**RECORDS FOR THIS EXERCISE**
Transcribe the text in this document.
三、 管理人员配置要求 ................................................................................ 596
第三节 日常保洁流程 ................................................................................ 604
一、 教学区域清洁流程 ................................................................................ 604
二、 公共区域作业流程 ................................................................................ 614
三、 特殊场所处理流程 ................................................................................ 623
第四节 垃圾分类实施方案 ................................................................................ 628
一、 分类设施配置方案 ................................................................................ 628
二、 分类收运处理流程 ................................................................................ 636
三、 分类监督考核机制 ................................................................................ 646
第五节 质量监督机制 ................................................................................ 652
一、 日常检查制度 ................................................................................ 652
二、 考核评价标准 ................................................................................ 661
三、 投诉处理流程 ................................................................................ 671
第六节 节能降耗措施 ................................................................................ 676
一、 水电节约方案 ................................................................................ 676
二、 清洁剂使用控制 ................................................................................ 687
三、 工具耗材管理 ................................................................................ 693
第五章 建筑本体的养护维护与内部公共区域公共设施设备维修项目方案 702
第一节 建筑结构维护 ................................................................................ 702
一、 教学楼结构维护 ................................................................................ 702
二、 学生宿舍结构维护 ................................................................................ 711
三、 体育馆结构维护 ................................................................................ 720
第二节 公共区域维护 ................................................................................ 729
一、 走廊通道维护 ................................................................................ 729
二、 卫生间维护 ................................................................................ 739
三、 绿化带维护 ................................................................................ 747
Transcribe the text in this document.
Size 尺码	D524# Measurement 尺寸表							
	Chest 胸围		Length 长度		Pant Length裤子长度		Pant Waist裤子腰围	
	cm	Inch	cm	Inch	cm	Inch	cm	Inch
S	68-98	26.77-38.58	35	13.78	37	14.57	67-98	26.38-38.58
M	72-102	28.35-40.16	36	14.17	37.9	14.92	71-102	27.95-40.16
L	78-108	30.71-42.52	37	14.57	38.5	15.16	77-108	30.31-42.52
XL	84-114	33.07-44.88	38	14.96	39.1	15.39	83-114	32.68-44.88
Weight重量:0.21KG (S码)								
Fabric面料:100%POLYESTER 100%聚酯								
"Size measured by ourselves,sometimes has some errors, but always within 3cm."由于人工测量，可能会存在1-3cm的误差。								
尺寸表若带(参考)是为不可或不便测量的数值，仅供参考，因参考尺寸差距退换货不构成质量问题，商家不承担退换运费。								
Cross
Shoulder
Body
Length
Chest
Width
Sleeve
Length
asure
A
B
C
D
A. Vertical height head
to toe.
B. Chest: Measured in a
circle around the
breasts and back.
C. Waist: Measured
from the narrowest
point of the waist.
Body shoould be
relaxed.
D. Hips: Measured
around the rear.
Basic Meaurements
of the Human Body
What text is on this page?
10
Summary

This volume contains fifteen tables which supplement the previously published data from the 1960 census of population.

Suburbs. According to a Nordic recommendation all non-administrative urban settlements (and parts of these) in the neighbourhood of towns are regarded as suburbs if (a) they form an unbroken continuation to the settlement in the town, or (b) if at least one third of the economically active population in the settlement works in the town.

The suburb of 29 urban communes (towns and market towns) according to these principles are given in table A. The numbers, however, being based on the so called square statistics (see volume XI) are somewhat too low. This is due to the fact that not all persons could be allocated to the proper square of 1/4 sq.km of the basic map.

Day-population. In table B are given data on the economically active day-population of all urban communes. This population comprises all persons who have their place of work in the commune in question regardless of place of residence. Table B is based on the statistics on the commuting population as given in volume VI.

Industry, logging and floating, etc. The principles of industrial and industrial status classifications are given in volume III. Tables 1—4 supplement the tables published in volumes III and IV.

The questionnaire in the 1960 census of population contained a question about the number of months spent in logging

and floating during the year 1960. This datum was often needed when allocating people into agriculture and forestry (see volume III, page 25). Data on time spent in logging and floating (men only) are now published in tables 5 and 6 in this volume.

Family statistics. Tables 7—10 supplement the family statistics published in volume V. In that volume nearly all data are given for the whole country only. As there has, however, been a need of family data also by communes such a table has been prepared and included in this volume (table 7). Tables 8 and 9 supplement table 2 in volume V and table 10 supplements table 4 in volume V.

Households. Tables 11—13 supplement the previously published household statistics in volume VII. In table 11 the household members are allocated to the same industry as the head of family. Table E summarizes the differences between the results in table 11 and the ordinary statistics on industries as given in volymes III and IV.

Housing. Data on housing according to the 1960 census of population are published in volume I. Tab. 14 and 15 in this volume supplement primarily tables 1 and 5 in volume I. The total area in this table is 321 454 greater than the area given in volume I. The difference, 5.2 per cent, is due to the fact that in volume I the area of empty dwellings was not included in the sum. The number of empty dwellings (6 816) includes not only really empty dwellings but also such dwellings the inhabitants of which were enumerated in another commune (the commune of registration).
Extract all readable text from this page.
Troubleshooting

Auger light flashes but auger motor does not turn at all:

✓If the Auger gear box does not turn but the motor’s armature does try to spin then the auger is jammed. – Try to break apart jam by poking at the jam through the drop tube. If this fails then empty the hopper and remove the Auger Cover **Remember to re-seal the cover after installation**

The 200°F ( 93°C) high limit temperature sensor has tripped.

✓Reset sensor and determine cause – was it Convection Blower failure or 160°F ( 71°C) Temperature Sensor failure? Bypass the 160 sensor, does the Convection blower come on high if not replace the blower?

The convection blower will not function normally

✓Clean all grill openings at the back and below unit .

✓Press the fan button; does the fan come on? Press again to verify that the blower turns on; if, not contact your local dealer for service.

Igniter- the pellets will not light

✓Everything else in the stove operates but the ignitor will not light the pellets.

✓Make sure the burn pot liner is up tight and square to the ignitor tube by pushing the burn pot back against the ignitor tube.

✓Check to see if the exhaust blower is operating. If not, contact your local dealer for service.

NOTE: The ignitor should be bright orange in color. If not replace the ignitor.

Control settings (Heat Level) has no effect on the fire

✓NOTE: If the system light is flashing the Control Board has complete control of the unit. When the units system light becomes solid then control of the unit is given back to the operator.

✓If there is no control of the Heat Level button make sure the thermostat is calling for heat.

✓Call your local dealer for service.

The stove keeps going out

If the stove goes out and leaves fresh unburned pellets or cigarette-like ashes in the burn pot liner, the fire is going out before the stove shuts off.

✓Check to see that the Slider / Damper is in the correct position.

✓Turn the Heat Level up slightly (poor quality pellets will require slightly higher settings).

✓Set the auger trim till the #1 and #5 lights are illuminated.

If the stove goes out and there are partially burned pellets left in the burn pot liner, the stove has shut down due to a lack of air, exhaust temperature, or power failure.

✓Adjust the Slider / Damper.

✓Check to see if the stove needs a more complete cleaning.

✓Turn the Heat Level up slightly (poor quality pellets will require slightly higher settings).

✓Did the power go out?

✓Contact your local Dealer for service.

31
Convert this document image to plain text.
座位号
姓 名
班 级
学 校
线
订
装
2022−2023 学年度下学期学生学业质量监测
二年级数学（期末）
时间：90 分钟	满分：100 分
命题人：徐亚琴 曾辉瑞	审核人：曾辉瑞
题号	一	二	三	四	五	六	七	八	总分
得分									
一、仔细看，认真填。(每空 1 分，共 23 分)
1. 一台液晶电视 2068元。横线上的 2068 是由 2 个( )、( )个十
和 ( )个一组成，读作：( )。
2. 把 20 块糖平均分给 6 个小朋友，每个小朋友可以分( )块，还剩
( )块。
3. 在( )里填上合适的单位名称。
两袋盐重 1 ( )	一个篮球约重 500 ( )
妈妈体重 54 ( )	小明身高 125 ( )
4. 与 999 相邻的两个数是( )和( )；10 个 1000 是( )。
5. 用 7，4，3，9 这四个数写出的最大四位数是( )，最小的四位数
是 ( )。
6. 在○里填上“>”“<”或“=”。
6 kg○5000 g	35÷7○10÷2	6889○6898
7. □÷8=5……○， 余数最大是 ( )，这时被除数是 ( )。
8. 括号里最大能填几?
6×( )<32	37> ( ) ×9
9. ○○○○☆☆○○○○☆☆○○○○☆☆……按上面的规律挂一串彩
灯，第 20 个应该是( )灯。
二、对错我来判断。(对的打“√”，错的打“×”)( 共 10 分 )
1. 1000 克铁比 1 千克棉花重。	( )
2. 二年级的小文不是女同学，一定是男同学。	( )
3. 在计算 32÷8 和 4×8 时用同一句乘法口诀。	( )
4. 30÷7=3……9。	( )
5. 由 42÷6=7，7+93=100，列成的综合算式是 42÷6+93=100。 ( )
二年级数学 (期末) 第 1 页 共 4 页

**AIM**
Find the lines above holding the word "failure" and show them.

**TASK RESPONSE**
✓Reset sensor and determine cause – was it Convection Blower failure or 160°F ( 71°C) Temperature Sensor failure? Bypass the 160 sensor, does the Convection blower come on high if not replace the blower?
If the stove goes out and there are partially burned pellets left in the burn pot liner, the stove has shut down due to a lack of air, exhaust temperature, or power failure.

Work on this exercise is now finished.